# START OF Data lines

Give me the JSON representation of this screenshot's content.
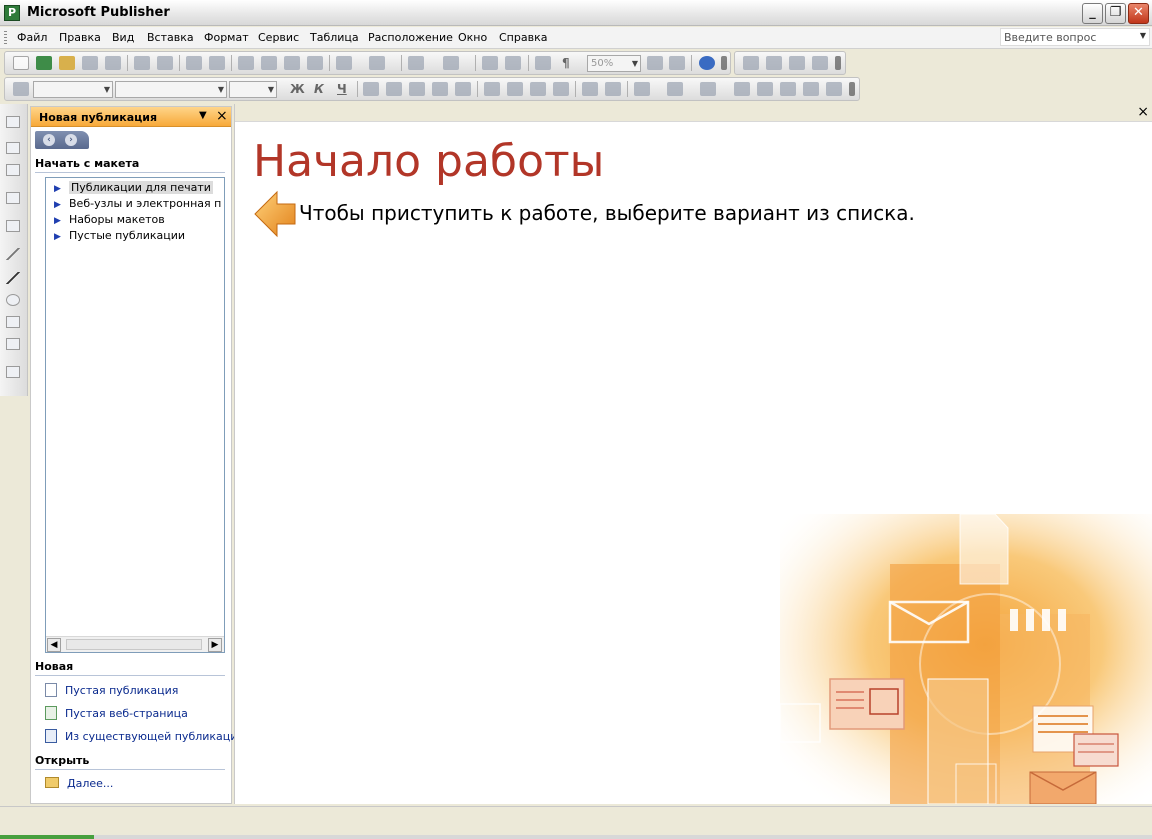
{
  "window": {
    "title": "Microsoft Publisher",
    "app_icon_letter": "P",
    "minimize": "_",
    "restore": "❐",
    "close": "✕"
  },
  "menu": {
    "items": [
      "Файл",
      "Правка",
      "Вид",
      "Вставка",
      "Формат",
      "Сервис",
      "Таблица",
      "Расположение",
      "Окно",
      "Справка"
    ],
    "help_placeholder": "Введите вопрос"
  },
  "toolbar": {
    "zoom_value": "50%",
    "bold": "Ж",
    "italic": "К",
    "underline": "Ч"
  },
  "task_pane": {
    "title": "Новая публикация",
    "section_start": "Начать с макета",
    "templates": [
      {
        "label": "Публикации для печати",
        "selected": true
      },
      {
        "label": "Веб-узлы и электронная почта",
        "selected": false
      },
      {
        "label": "Наборы макетов",
        "selected": false
      },
      {
        "label": "Пустые публикации",
        "selected": false
      }
    ],
    "section_new": "Новая",
    "new_links": [
      "Пустая публикация",
      "Пустая веб-страница",
      "Из существующей публикации..."
    ],
    "section_open": "Открыть",
    "open_link": "Далее..."
  },
  "main": {
    "heading": "Начало работы",
    "instruction": "Чтобы приступить к работе, выберите вариант из списка."
  },
  "colors": {
    "heading": "#b23628",
    "pane_header": "#f7a93a",
    "link": "#0a2a8e"
  }
}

# END OF Data lines

Problem: Extract every line containing the string "label" from the material.

Task solution:
        "label": "Публикации для печати",
        "label": "Веб-узлы и электронная почта",
        "label": "Наборы макетов",
        "label": "Пустые публикации",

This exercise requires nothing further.